Items from a figure collection
▼
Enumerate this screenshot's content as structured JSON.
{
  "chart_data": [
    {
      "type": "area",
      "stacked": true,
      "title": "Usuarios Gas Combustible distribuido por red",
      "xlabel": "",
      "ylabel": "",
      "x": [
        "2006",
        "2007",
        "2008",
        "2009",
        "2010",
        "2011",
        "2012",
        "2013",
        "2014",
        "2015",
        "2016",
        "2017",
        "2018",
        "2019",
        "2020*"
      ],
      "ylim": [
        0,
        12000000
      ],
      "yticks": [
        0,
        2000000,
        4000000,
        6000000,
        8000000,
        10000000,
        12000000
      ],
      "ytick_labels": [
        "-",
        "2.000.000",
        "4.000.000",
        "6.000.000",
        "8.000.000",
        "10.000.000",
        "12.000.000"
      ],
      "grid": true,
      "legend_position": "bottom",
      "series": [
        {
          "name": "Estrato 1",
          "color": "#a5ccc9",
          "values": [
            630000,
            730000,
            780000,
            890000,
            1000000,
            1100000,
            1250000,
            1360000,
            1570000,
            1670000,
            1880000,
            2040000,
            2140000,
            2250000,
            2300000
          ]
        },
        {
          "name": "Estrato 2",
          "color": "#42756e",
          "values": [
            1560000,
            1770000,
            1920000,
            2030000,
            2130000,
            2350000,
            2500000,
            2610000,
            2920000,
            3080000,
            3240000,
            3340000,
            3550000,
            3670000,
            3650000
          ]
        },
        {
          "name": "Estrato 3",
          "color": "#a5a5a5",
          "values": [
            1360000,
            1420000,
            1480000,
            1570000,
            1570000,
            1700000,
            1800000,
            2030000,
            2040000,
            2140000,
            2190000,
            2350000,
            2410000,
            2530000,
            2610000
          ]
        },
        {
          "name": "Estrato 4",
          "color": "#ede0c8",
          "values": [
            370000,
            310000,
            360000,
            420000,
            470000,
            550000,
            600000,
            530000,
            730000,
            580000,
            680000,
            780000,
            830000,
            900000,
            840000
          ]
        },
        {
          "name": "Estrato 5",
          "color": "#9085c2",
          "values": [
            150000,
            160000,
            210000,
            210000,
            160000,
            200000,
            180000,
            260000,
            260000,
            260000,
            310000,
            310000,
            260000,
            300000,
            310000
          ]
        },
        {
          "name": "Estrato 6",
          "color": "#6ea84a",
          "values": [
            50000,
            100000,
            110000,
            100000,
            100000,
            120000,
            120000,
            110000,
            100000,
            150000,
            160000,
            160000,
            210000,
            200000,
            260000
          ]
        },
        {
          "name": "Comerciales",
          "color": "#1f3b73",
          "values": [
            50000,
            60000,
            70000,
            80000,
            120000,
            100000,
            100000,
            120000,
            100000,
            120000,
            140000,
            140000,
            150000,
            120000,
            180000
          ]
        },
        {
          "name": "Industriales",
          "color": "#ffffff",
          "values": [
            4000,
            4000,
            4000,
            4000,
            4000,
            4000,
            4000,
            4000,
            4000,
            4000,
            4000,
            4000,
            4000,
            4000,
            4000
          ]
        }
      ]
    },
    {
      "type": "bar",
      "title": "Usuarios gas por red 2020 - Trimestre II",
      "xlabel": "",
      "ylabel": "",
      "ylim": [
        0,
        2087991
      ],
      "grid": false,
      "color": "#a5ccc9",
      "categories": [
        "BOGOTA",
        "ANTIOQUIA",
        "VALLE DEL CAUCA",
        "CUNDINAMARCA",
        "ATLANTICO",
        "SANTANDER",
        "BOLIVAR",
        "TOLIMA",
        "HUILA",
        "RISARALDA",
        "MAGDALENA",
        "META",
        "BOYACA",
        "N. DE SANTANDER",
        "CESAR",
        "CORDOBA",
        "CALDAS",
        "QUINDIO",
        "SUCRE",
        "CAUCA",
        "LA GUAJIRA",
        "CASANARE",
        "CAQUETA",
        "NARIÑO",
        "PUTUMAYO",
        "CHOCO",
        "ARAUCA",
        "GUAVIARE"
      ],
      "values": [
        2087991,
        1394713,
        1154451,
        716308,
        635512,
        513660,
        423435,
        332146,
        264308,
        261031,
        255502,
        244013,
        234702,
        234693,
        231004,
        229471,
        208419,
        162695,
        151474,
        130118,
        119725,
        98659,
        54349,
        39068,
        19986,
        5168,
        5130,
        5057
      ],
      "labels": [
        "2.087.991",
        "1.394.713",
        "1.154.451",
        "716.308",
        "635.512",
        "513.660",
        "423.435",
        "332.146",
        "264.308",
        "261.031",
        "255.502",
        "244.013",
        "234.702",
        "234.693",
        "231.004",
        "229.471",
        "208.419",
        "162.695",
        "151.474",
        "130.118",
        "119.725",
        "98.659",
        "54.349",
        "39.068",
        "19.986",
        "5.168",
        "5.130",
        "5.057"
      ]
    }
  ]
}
▲
Task statement: Reproduce the full set of records precisely.

Output for this exercise:
Enumerate this screenshot's content as structured JSON.
{
  "chart_data": [
    {
      "type": "area",
      "stacked": true,
      "title": "Usuarios Gas Combustible distribuido por red",
      "xlabel": "",
      "ylabel": "",
      "x": [
        "2006",
        "2007",
        "2008",
        "2009",
        "2010",
        "2011",
        "2012",
        "2013",
        "2014",
        "2015",
        "2016",
        "2017",
        "2018",
        "2019",
        "2020*"
      ],
      "ylim": [
        0,
        12000000
      ],
      "yticks": [
        0,
        2000000,
        4000000,
        6000000,
        8000000,
        10000000,
        12000000
      ],
      "ytick_labels": [
        "-",
        "2.000.000",
        "4.000.000",
        "6.000.000",
        "8.000.000",
        "10.000.000",
        "12.000.000"
      ],
      "grid": true,
      "legend_position": "bottom",
      "series": [
        {
          "name": "Estrato 1",
          "color": "#a5ccc9",
          "values": [
            630000,
            730000,
            780000,
            890000,
            1000000,
            1100000,
            1250000,
            1360000,
            1570000,
            1670000,
            1880000,
            2040000,
            2140000,
            2250000,
            2300000
          ]
        },
        {
          "name": "Estrato 2",
          "color": "#42756e",
          "values": [
            1560000,
            1770000,
            1920000,
            2030000,
            2130000,
            2350000,
            2500000,
            2610000,
            2920000,
            3080000,
            3240000,
            3340000,
            3550000,
            3670000,
            3650000
          ]
        },
        {
          "name": "Estrato 3",
          "color": "#a5a5a5",
          "values": [
            1360000,
            1420000,
            1480000,
            1570000,
            1570000,
            1700000,
            1800000,
            2030000,
            2040000,
            2140000,
            2190000,
            2350000,
            2410000,
            2530000,
            2610000
          ]
        },
        {
          "name": "Estrato 4",
          "color": "#ede0c8",
          "values": [
            370000,
            310000,
            360000,
            420000,
            470000,
            550000,
            600000,
            530000,
            730000,
            580000,
            680000,
            780000,
            830000,
            900000,
            840000
          ]
        },
        {
          "name": "Estrato 5",
          "color": "#9085c2",
          "values": [
            150000,
            160000,
            210000,
            210000,
            160000,
            200000,
            180000,
            260000,
            260000,
            260000,
            310000,
            310000,
            260000,
            300000,
            310000
          ]
        },
        {
          "name": "Estrato 6",
          "color": "#6ea84a",
          "values": [
            50000,
            100000,
            110000,
            100000,
            100000,
            120000,
            120000,
            110000,
            100000,
            150000,
            160000,
            160000,
            210000,
            200000,
            260000
          ]
        },
        {
          "name": "Comerciales",
          "color": "#1f3b73",
          "values": [
            50000,
            60000,
            70000,
            80000,
            120000,
            100000,
            100000,
            120000,
            100000,
            120000,
            140000,
            140000,
            150000,
            120000,
            180000
          ]
        },
        {
          "name": "Industriales",
          "color": "#ffffff",
          "values": [
            4000,
            4000,
            4000,
            4000,
            4000,
            4000,
            4000,
            4000,
            4000,
            4000,
            4000,
            4000,
            4000,
            4000,
            4000
          ]
        }
      ]
    },
    {
      "type": "bar",
      "title": "Usuarios gas por red 2020 - Trimestre II",
      "xlabel": "",
      "ylabel": "",
      "ylim": [
        0,
        2087991
      ],
      "grid": false,
      "color": "#a5ccc9",
      "categories": [
        "BOGOTA",
        "ANTIOQUIA",
        "VALLE DEL CAUCA",
        "CUNDINAMARCA",
        "ATLANTICO",
        "SANTANDER",
        "BOLIVAR",
        "TOLIMA",
        "HUILA",
        "RISARALDA",
        "MAGDALENA",
        "META",
        "BOYACA",
        "N. DE SANTANDER",
        "CESAR",
        "CORDOBA",
        "CALDAS",
        "QUINDIO",
        "SUCRE",
        "CAUCA",
        "LA GUAJIRA",
        "CASANARE",
        "CAQUETA",
        "NARIÑO",
        "PUTUMAYO",
        "CHOCO",
        "ARAUCA",
        "GUAVIARE"
      ],
      "values": [
        2087991,
        1394713,
        1154451,
        716308,
        635512,
        513660,
        423435,
        332146,
        264308,
        261031,
        255502,
        244013,
        234702,
        234693,
        231004,
        229471,
        208419,
        162695,
        151474,
        130118,
        119725,
        98659,
        54349,
        39068,
        19986,
        5168,
        5130,
        5057
      ],
      "labels": [
        "2.087.991",
        "1.394.713",
        "1.154.451",
        "716.308",
        "635.512",
        "513.660",
        "423.435",
        "332.146",
        "264.308",
        "261.031",
        "255.502",
        "244.013",
        "234.702",
        "234.693",
        "231.004",
        "229.471",
        "208.419",
        "162.695",
        "151.474",
        "130.118",
        "119.725",
        "98.659",
        "54.349",
        "39.068",
        "19.986",
        "5.168",
        "5.130",
        "5.057"
      ]
    }
  ]
}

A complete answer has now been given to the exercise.